Provided information:
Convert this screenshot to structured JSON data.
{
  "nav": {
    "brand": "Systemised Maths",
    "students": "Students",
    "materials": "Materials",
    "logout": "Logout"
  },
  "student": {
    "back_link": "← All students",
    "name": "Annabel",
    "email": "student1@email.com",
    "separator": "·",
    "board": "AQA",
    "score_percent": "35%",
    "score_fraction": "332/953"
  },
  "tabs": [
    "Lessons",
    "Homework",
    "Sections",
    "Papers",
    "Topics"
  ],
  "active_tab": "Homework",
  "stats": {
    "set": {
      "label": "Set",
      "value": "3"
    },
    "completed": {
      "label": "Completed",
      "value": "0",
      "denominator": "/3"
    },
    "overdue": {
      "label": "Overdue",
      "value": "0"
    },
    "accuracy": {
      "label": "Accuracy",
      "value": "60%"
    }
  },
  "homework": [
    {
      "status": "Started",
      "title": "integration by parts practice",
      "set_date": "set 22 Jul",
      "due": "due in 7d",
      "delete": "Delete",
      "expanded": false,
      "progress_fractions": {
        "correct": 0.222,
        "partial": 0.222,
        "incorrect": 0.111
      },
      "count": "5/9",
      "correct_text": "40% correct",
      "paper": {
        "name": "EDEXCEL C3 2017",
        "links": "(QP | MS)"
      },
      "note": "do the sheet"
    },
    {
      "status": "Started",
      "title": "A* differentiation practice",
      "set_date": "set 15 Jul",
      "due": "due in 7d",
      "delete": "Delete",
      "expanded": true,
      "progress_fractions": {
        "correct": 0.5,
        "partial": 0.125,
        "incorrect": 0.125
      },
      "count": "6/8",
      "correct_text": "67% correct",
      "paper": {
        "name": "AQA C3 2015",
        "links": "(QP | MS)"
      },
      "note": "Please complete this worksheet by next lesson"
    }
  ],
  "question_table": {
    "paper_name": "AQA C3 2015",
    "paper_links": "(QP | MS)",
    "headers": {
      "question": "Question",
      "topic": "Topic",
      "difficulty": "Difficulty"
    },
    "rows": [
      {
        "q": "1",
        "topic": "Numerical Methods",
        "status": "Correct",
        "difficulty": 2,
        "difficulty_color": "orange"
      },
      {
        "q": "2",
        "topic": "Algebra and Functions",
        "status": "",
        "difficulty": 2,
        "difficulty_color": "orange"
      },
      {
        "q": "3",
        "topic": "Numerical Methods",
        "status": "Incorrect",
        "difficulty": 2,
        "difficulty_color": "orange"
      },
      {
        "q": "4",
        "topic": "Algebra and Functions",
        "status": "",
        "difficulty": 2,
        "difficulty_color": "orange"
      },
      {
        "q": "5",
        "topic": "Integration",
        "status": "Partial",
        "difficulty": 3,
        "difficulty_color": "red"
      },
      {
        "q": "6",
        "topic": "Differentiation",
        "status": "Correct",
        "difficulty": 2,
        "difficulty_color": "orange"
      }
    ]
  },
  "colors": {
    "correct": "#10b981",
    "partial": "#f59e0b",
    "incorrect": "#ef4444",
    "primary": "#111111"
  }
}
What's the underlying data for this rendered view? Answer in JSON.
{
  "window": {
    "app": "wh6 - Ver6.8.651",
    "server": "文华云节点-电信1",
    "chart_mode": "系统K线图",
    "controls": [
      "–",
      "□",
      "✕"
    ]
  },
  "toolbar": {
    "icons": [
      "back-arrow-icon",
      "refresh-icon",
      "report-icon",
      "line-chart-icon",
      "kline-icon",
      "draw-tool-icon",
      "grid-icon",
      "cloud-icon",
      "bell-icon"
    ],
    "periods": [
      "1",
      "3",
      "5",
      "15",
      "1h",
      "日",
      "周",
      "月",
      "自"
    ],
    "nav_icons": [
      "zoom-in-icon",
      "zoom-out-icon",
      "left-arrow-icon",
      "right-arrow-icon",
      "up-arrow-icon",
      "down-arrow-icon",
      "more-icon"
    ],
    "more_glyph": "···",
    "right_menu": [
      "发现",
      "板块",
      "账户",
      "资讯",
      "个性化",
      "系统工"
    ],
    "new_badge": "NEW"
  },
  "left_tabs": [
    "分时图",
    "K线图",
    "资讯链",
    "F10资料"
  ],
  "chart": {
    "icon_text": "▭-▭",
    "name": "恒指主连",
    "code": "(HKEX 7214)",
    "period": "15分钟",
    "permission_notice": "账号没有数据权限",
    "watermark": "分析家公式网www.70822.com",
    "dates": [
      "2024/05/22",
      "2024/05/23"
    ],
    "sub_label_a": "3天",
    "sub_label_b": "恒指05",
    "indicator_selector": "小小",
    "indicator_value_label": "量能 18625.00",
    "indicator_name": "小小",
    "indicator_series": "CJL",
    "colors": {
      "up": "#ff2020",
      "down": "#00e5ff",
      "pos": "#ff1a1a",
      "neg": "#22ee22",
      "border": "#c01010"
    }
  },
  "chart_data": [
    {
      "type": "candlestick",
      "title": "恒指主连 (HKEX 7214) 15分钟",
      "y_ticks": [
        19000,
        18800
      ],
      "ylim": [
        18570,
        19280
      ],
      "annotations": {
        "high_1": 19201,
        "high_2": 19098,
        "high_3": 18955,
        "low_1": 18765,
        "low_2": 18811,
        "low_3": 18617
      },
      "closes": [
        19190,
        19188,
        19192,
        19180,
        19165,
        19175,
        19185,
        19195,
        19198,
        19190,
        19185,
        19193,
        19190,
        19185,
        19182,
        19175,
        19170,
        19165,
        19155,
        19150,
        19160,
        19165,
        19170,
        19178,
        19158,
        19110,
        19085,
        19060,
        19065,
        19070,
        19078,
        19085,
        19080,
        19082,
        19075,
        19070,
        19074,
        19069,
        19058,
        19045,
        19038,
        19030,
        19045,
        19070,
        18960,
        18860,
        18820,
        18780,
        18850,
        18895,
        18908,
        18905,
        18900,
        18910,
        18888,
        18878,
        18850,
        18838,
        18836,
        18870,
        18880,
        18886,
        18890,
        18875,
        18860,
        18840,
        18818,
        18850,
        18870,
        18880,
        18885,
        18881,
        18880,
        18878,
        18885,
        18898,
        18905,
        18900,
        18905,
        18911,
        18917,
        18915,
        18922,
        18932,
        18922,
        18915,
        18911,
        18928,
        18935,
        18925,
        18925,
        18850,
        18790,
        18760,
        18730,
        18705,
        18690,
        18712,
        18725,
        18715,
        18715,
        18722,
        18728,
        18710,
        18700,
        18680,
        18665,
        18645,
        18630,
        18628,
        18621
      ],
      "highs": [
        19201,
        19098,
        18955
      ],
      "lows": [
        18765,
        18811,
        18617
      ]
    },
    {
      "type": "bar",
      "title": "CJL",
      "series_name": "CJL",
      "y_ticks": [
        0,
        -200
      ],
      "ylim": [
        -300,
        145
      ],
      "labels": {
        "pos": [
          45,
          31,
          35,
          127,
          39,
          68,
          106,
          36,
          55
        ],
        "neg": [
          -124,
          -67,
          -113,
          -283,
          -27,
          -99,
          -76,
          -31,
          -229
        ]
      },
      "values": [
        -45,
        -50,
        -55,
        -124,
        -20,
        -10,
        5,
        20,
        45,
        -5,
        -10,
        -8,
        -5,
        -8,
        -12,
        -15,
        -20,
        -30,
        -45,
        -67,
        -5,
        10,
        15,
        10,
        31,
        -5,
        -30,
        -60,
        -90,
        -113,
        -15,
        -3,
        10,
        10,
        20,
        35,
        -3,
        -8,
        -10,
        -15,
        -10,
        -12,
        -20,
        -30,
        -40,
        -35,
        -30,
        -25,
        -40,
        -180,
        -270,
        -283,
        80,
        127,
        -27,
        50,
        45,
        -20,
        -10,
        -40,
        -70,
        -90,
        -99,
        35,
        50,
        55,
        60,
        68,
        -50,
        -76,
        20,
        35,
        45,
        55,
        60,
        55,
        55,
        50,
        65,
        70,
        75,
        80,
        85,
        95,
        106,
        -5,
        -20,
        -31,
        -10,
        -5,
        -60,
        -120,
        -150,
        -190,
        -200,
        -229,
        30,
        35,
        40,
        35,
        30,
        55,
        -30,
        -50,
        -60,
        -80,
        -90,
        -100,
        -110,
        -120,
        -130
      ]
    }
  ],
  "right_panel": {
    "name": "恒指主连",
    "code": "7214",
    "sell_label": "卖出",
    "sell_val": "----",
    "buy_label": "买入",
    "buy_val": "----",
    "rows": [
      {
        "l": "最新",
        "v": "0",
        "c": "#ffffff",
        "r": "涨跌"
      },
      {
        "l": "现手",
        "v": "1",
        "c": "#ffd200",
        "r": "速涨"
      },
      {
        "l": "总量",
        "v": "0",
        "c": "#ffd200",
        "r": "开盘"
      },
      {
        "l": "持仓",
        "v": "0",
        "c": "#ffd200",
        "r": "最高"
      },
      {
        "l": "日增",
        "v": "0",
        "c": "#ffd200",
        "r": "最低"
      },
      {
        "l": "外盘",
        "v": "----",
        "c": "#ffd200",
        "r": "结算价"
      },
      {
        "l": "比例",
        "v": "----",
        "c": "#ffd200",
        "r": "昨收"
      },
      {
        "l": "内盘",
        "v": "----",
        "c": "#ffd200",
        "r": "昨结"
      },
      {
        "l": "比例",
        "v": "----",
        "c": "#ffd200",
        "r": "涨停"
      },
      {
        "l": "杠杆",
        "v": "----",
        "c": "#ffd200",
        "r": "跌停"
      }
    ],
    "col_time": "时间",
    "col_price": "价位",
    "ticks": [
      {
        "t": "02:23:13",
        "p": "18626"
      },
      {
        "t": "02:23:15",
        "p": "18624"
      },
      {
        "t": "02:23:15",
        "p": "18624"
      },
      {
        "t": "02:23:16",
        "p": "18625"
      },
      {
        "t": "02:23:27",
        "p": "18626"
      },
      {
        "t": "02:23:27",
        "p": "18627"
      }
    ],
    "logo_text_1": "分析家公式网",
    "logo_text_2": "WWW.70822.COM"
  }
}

Task directions: Tally up how many lines in the preceding listing contain the word "note". Give nothing but the number.

Solution to this exercise: 2